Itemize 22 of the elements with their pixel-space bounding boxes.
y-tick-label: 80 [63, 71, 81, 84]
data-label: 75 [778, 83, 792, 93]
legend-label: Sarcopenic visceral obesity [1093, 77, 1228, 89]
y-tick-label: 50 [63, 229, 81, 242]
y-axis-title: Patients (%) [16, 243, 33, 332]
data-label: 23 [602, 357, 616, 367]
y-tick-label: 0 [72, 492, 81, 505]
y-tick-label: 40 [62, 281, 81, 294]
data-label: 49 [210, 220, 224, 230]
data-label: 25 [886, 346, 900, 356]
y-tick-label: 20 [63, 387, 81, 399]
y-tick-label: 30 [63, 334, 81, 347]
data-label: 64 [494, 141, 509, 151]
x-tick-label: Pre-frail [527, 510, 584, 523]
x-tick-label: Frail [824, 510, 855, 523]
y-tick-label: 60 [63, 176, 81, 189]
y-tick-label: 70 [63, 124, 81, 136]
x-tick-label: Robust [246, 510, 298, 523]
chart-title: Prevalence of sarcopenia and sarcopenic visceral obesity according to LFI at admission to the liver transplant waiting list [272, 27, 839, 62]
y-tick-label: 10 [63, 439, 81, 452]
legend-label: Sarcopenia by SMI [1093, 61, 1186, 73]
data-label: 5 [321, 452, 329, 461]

───

The full listing above should be restated word for word.

Output:
Itemize 22 of the elements with their pixel-space bounding boxes.
y-tick-label: 80 [63, 71, 81, 84]
data-label: 75 [778, 83, 792, 93]
legend-label: Sarcopenic visceral obesity [1093, 77, 1228, 89]
y-tick-label: 50 [63, 229, 81, 242]
y-axis-title: Patients (%) [16, 243, 33, 332]
data-label: 23 [602, 357, 616, 367]
y-tick-label: 0 [72, 492, 81, 505]
y-tick-label: 40 [62, 281, 81, 294]
data-label: 49 [210, 220, 224, 230]
data-label: 25 [886, 346, 900, 356]
y-tick-label: 20 [63, 387, 81, 399]
y-tick-label: 30 [63, 334, 81, 347]
data-label: 64 [494, 141, 509, 151]
x-tick-label: Pre-frail [527, 510, 584, 523]
x-tick-label: Frail [824, 510, 855, 523]
y-tick-label: 60 [63, 176, 81, 189]
y-tick-label: 70 [63, 124, 81, 136]
x-tick-label: Robust [246, 510, 298, 523]
chart-title: Prevalence of sarcopenia and sarcopenic visceral obesity according to LFI at admission to the liver transplant waiting list [272, 27, 839, 62]
y-tick-label: 10 [63, 439, 81, 452]
legend-label: Sarcopenia by SMI [1093, 61, 1186, 73]
data-label: 5 [321, 452, 329, 461]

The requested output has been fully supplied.